Aim of the task: Using the material that follows, identify and copy each line with the string "extra".

:: Input rows ::

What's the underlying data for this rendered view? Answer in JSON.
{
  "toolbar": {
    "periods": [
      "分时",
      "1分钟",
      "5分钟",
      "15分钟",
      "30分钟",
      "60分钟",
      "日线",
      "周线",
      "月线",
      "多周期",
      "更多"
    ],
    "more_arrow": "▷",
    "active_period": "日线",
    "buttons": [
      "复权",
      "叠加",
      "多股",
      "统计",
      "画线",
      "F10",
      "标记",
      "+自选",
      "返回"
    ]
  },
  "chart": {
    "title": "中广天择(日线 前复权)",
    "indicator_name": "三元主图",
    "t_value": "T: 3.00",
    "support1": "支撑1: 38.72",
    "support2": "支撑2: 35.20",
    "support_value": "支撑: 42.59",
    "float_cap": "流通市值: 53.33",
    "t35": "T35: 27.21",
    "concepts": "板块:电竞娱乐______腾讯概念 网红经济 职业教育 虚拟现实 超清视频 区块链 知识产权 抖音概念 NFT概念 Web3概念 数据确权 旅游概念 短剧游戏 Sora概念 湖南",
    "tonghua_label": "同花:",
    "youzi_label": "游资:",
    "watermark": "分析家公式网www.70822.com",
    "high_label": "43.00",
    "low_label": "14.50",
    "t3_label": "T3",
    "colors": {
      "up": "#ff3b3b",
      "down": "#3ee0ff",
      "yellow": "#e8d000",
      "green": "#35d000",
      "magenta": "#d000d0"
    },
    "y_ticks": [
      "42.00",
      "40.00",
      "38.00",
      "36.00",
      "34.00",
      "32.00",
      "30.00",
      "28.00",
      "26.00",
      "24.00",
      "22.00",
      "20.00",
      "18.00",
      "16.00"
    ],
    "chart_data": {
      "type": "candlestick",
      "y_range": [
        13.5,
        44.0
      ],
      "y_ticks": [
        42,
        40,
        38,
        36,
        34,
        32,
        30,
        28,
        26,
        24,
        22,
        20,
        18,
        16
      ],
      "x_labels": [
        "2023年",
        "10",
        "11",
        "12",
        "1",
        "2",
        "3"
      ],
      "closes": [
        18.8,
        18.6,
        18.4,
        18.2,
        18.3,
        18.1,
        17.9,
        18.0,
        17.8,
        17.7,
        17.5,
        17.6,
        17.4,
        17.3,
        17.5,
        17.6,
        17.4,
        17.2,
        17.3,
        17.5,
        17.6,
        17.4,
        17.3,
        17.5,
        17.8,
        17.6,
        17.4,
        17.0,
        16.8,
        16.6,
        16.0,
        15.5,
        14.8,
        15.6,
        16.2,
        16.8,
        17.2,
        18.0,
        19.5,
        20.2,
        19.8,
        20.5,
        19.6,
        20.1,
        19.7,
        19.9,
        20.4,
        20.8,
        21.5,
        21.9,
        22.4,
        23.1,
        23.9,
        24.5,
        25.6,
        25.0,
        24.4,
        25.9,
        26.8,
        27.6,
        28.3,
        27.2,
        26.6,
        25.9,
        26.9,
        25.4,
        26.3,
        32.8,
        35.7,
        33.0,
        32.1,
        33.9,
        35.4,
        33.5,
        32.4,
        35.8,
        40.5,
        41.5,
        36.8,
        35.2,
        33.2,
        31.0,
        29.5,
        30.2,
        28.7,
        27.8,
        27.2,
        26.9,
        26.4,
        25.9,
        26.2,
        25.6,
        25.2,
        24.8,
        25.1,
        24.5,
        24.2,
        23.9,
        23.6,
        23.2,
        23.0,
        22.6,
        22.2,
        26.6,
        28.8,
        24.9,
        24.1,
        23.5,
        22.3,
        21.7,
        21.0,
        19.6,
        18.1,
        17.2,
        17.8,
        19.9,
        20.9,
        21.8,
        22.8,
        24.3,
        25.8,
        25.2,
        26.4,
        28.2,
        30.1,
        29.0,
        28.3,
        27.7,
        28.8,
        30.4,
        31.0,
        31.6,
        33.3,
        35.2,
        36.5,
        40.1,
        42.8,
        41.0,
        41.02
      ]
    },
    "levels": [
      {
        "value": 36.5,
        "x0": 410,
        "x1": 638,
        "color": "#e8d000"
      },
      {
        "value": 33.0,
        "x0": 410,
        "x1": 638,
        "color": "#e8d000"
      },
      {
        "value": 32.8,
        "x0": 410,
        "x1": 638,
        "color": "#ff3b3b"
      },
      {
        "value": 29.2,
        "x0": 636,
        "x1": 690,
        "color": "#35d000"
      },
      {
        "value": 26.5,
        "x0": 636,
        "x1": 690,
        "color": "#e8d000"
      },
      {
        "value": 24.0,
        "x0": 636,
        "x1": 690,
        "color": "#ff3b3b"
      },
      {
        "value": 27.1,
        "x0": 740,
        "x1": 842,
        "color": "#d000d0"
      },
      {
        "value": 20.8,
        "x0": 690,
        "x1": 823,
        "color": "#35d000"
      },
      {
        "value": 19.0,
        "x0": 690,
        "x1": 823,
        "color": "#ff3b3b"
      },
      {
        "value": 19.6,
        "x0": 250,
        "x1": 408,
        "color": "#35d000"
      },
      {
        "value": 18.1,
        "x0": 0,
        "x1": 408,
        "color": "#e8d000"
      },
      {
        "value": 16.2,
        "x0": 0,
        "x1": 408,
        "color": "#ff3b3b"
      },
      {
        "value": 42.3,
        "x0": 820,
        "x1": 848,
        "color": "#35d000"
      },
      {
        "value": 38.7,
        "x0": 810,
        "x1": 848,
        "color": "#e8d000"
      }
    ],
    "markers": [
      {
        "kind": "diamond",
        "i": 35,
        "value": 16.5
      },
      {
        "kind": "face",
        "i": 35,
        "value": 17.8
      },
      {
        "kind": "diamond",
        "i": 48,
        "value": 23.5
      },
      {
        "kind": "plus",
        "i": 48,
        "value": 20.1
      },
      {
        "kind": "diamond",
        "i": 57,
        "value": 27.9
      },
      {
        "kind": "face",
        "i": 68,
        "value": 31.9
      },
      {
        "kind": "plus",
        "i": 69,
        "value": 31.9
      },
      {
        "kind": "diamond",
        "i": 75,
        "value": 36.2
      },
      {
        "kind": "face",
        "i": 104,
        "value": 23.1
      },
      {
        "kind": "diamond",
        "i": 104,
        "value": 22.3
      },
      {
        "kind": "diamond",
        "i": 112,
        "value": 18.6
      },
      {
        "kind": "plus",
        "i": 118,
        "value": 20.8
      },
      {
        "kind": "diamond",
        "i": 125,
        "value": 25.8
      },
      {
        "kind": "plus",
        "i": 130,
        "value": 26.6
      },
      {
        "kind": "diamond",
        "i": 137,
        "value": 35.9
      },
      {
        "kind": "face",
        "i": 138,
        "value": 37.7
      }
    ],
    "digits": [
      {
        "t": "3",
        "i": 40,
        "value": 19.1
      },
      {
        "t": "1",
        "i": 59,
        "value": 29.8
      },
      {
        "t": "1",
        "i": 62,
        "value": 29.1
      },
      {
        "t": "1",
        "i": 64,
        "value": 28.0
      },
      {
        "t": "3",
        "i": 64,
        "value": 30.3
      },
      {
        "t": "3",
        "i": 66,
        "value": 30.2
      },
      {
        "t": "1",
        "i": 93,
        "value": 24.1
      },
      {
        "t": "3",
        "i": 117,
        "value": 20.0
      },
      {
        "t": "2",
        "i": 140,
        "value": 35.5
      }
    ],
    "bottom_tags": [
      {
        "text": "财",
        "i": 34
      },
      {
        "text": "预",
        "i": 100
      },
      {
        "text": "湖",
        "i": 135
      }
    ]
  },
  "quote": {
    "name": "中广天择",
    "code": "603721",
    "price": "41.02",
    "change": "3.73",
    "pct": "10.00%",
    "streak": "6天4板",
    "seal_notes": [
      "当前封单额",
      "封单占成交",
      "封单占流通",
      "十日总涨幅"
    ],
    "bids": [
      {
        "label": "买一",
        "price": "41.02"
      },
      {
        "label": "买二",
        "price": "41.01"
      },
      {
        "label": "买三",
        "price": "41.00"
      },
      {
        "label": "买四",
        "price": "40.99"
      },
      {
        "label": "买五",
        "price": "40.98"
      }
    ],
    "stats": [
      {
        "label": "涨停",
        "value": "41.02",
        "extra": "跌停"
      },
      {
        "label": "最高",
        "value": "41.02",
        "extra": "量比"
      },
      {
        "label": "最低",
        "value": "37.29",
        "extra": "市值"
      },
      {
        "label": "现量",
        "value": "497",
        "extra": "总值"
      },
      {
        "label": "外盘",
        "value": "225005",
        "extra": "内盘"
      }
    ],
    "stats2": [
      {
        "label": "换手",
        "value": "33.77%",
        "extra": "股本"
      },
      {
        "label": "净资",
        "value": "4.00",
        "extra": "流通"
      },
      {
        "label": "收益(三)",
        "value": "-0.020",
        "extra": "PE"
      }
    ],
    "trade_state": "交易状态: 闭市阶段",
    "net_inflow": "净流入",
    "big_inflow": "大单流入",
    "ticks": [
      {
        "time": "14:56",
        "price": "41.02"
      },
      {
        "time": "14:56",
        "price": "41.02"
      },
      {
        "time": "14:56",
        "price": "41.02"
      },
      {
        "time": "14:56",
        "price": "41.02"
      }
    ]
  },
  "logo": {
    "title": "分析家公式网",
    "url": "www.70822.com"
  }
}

:::

Right answer:
        "extra": "跌停"
        "extra": "量比"
        "extra": "市值"
        "extra": "总值"
        "extra": "内盘"
        "extra": "股本"
        "extra": "流通"
        "extra": "PE"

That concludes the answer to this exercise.